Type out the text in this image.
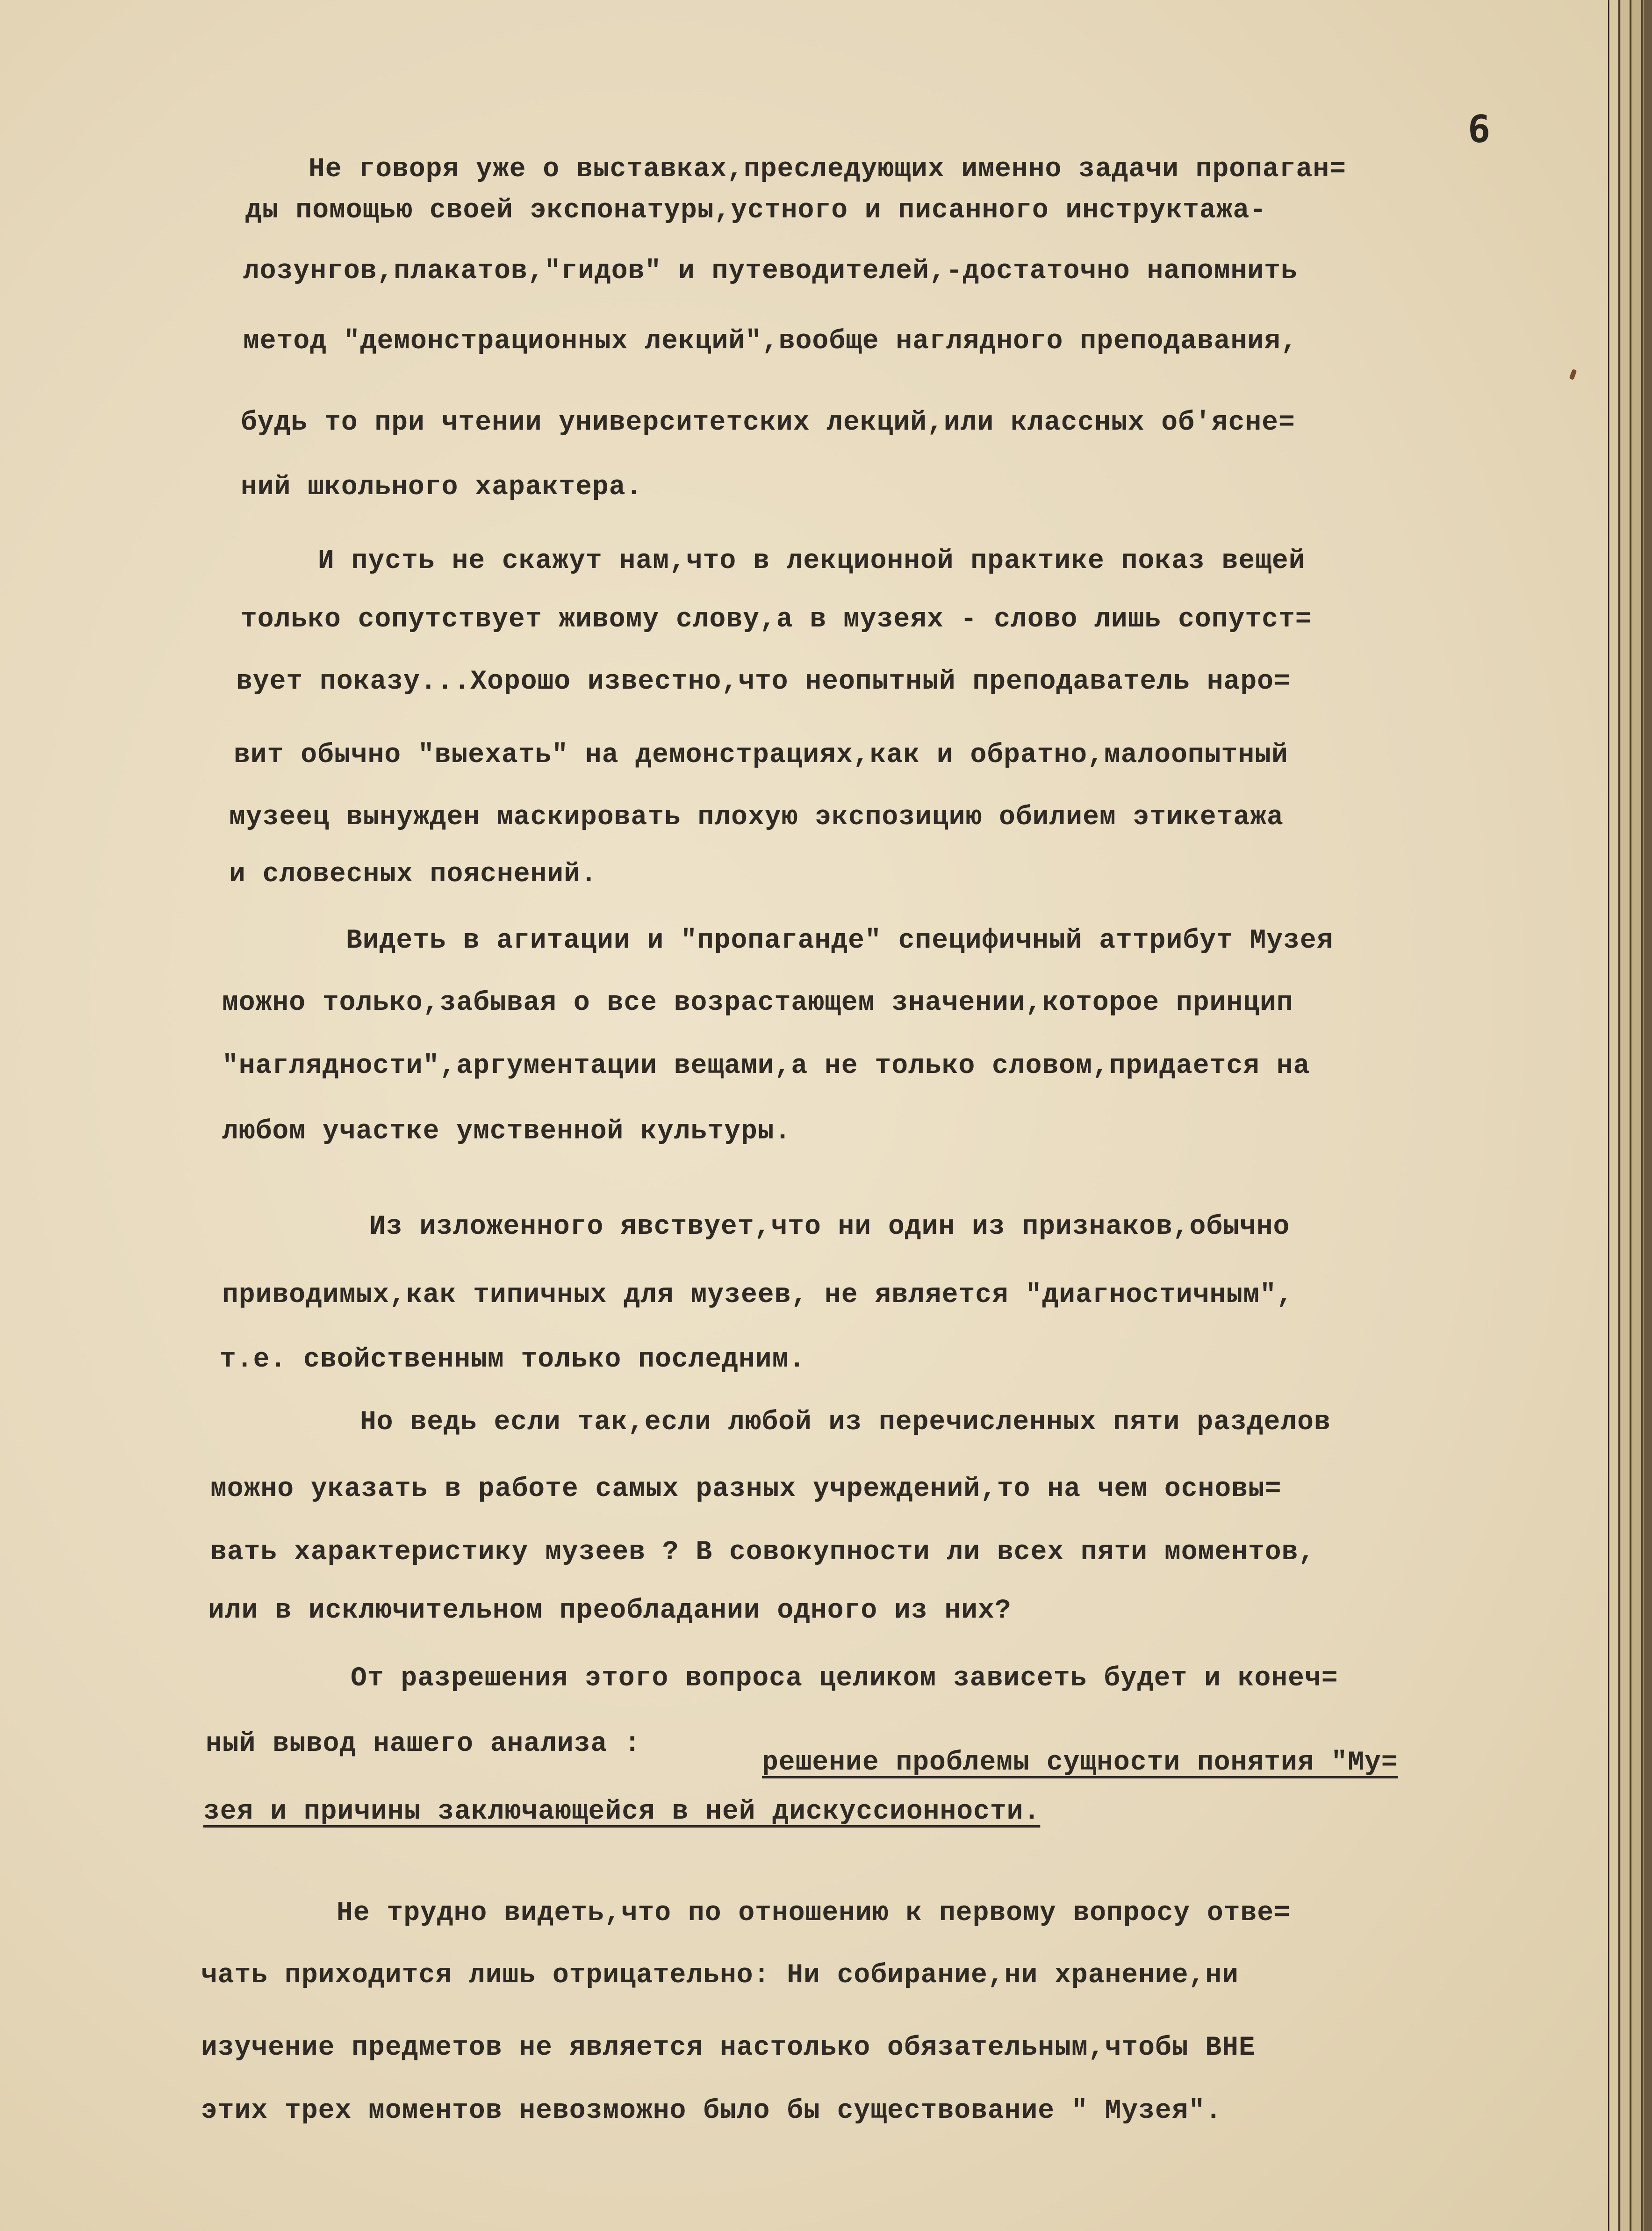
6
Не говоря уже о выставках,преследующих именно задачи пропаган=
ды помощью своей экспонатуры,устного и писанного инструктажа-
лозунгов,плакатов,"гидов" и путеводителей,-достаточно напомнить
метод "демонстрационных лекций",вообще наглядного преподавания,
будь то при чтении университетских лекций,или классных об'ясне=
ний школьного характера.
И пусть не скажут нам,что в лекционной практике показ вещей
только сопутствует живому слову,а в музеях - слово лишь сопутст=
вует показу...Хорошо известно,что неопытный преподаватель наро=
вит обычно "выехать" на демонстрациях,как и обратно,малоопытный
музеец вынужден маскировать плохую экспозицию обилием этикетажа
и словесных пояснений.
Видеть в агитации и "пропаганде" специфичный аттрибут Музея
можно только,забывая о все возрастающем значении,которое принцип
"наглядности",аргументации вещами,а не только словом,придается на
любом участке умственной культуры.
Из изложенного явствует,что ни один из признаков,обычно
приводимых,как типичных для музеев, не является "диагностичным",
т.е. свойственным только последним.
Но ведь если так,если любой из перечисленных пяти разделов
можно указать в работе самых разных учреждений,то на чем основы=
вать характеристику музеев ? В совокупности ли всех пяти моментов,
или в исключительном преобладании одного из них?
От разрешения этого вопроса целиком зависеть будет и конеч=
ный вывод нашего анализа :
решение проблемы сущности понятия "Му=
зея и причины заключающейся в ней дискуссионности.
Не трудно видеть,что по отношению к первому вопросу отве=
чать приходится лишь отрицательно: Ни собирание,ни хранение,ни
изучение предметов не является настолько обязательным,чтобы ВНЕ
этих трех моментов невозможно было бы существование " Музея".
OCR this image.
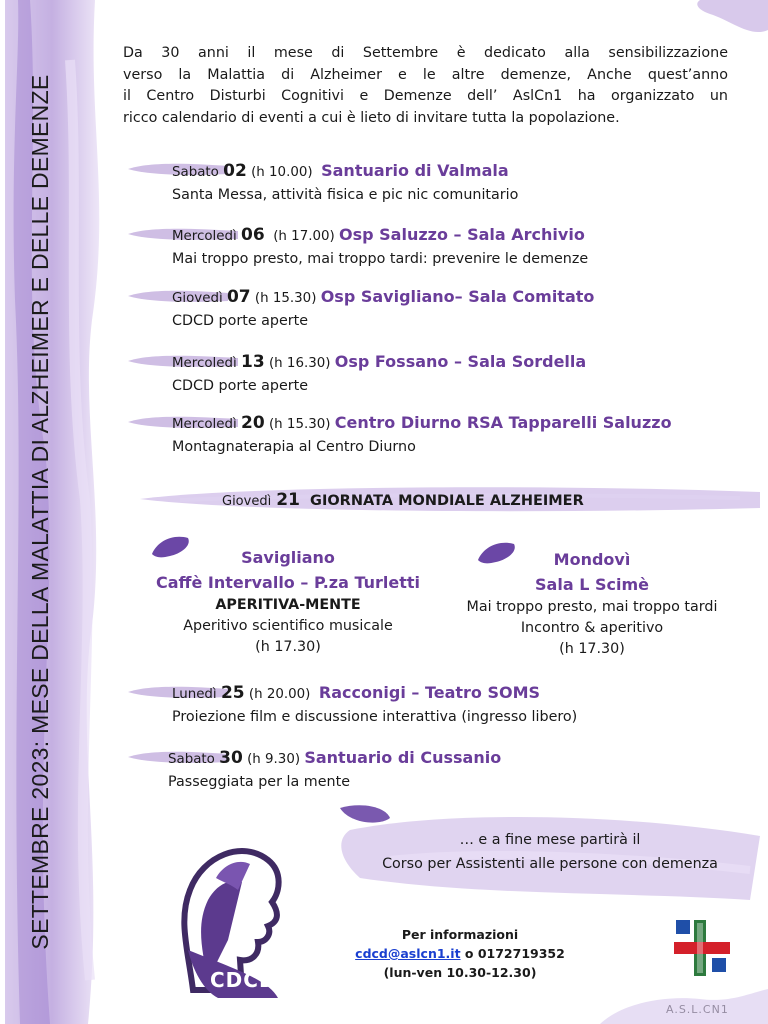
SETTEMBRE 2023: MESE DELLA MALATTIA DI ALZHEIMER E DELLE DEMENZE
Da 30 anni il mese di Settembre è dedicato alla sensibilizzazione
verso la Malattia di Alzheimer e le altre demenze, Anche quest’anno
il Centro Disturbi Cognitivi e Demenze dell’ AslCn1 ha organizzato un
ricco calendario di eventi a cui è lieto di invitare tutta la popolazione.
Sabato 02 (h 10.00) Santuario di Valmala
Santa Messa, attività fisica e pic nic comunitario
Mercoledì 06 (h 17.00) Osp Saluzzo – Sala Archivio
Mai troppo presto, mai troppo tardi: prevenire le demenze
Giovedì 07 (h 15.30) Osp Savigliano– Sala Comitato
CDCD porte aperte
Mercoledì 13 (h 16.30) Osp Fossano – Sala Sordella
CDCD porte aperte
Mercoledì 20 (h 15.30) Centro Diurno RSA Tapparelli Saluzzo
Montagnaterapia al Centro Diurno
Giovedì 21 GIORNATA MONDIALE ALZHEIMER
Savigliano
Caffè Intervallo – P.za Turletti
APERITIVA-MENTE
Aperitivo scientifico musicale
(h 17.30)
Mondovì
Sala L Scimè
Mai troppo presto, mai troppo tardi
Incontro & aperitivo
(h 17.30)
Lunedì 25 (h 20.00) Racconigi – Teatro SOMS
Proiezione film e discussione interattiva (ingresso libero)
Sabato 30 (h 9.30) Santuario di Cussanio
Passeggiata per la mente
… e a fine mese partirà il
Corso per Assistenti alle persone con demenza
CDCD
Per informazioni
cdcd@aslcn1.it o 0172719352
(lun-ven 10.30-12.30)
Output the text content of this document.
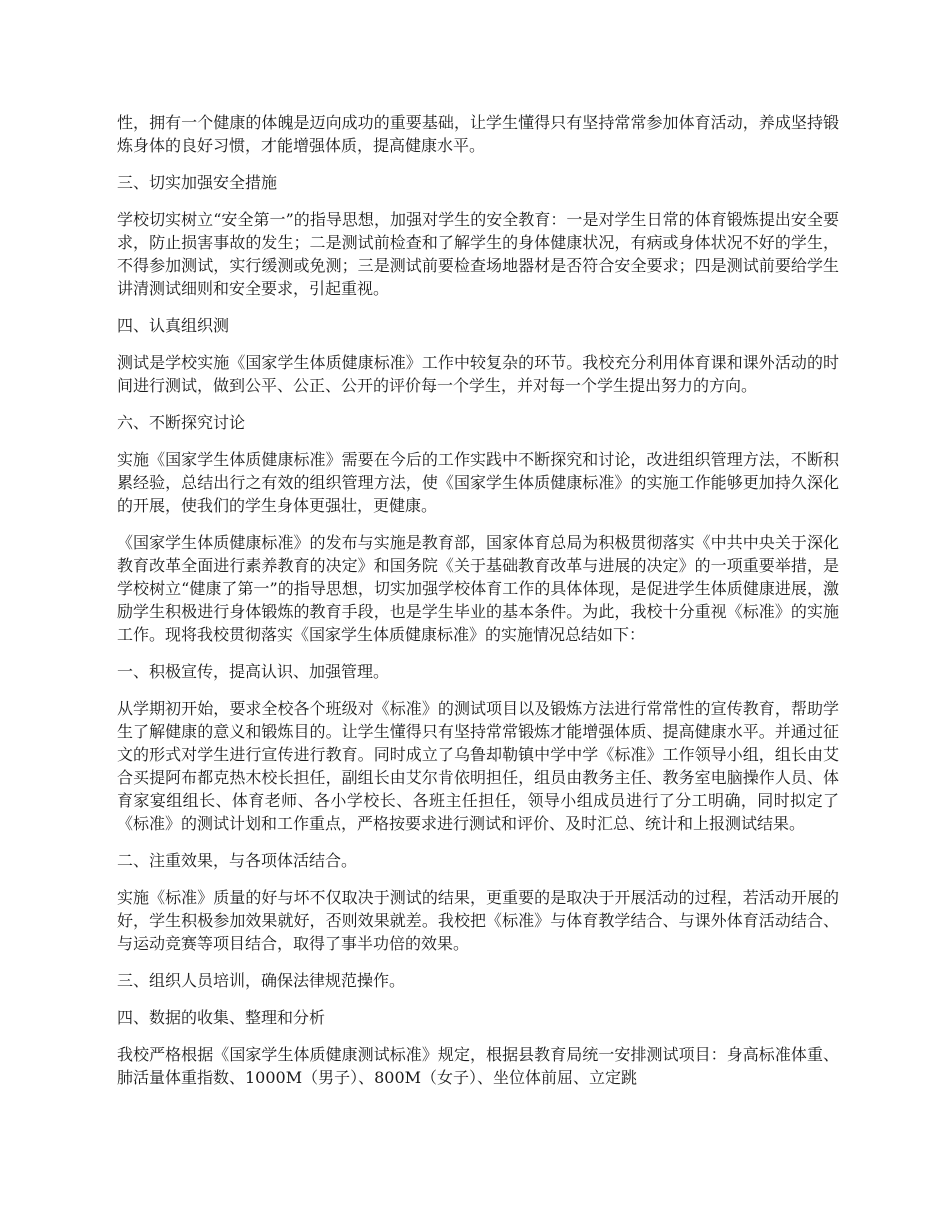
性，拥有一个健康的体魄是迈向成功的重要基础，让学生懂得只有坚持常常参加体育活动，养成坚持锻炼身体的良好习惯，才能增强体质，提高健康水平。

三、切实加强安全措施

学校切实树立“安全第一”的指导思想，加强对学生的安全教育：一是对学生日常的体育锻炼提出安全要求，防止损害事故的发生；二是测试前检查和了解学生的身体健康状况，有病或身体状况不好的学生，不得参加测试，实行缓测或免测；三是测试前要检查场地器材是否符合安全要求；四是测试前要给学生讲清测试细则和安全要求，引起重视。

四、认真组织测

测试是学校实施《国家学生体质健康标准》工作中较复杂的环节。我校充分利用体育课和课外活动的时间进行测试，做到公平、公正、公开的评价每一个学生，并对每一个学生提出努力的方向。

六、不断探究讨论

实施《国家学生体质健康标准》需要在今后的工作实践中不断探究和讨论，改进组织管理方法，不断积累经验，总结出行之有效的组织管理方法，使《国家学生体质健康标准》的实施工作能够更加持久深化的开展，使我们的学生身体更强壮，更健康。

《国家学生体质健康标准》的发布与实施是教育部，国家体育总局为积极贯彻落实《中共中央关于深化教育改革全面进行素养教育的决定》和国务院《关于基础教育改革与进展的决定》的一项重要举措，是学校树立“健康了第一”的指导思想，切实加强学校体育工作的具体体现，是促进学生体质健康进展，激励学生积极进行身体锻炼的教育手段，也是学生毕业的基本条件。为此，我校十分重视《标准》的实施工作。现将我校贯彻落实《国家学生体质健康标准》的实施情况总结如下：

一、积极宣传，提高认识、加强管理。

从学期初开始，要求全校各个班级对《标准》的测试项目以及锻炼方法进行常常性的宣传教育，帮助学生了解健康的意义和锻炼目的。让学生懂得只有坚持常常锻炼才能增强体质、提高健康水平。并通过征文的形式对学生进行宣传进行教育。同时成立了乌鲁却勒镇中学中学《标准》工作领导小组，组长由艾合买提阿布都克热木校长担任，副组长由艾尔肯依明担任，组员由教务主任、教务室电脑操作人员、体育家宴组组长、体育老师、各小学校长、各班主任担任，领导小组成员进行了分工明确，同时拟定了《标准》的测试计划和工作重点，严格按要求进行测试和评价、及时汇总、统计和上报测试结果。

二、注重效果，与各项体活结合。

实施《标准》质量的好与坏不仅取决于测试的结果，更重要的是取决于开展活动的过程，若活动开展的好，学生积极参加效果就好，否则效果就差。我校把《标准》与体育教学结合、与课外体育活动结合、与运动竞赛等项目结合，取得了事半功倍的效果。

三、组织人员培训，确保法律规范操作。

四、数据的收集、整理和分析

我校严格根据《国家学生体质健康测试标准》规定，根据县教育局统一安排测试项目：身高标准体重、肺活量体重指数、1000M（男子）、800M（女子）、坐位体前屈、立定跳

====================

YOUR TASK
Every line of the listing that holds "Mercoledì" should be found and copied.

EXERCISE OUTPUT
Mercoledì 06 (h 17.00) Osp Saluzzo – Sala Archivio
Mercoledì 13 (h 16.30) Osp Fossano – Sala Sordella
Mercoledì 20 (h 15.30) Centro Diurno RSA Tapparelli Saluzzo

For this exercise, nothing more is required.